- **Given task**
Track down each line that has the word "address" and copy it.

- **Supplied material**
↓↓↓

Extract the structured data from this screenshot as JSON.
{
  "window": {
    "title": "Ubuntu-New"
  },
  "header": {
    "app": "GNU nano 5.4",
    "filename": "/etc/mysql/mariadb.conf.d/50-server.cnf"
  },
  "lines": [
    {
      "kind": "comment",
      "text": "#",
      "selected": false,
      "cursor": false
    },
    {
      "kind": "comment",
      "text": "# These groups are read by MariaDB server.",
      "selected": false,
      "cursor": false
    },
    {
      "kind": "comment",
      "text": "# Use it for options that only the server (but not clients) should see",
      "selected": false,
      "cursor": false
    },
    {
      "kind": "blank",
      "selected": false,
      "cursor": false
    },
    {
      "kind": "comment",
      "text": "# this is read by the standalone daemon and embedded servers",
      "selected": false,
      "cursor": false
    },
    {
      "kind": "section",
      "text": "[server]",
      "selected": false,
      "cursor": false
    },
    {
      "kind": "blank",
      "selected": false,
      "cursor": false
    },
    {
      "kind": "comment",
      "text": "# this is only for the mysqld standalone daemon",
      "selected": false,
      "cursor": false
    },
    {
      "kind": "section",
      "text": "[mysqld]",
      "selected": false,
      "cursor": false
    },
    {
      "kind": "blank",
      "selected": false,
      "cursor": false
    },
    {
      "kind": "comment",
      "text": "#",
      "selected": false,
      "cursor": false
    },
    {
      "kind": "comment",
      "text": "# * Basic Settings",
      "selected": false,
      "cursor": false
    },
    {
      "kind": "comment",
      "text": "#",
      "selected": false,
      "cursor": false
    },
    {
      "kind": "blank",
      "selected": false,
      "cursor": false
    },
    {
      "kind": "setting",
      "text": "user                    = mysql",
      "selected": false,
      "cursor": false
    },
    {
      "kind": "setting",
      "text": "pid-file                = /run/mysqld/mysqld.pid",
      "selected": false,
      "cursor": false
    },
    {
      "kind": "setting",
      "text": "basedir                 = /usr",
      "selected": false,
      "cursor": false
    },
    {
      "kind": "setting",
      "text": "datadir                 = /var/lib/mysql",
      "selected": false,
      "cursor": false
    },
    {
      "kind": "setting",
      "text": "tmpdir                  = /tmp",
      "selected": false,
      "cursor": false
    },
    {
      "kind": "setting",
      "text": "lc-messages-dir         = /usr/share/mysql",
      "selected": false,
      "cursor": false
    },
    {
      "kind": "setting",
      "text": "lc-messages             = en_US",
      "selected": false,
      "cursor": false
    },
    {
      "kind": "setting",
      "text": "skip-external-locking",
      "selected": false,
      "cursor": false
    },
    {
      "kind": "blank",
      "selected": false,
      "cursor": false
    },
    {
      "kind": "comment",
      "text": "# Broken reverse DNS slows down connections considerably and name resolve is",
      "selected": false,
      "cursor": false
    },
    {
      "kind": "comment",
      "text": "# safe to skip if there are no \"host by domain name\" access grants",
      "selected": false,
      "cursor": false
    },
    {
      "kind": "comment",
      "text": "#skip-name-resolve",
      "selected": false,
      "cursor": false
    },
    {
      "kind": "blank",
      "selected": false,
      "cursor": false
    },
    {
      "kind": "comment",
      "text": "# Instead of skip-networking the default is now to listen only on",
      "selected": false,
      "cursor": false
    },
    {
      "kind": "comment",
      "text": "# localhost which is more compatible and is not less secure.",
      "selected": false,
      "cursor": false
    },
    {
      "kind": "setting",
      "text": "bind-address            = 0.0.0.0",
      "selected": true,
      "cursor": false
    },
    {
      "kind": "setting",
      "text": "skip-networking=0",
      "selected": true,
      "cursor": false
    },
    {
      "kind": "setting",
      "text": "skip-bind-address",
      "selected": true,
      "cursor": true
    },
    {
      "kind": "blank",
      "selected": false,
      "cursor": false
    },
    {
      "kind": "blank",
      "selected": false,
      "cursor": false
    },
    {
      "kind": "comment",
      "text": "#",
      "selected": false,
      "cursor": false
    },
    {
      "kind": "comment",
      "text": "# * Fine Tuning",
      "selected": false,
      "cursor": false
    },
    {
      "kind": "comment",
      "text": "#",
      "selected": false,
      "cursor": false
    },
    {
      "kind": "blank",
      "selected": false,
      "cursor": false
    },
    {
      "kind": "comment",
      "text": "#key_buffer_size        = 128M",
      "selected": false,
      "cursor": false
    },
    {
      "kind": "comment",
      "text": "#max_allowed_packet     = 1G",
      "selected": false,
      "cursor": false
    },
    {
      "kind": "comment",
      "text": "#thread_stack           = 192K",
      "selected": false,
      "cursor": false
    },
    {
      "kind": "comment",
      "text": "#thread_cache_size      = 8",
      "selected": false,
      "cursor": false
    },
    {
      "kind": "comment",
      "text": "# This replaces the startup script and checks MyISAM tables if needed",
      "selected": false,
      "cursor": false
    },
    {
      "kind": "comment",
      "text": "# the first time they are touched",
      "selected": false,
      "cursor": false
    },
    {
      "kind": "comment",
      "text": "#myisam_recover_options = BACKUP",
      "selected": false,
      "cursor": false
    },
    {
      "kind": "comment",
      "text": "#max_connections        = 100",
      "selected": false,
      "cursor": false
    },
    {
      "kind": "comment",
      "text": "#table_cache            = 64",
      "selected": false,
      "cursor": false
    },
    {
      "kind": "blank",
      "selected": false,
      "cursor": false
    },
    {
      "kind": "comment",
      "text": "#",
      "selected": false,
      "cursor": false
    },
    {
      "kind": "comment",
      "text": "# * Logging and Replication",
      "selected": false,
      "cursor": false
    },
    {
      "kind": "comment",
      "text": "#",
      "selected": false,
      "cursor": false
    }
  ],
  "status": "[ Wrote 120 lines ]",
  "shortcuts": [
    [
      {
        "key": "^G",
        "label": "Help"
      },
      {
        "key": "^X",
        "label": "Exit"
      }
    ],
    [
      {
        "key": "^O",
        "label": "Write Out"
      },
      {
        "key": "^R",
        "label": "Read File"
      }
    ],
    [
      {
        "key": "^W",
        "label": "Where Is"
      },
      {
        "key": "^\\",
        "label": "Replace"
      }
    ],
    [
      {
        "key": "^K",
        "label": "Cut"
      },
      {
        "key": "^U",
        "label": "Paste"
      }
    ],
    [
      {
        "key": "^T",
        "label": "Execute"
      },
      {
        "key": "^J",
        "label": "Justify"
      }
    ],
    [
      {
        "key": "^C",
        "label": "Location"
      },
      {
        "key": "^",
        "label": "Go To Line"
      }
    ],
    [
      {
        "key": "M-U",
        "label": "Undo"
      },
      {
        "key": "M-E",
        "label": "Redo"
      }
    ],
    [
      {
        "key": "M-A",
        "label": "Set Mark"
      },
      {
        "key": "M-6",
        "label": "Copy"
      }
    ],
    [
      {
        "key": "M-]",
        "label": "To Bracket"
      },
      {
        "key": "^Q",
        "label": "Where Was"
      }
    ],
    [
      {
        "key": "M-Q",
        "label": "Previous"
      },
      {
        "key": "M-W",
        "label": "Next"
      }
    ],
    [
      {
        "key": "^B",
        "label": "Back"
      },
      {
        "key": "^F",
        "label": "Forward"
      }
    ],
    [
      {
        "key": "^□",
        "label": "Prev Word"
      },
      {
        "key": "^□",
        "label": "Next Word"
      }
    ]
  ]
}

↑↑↑

- **Correct output**
      "text": "bind-address            = 0.0.0.0",
      "text": "skip-bind-address",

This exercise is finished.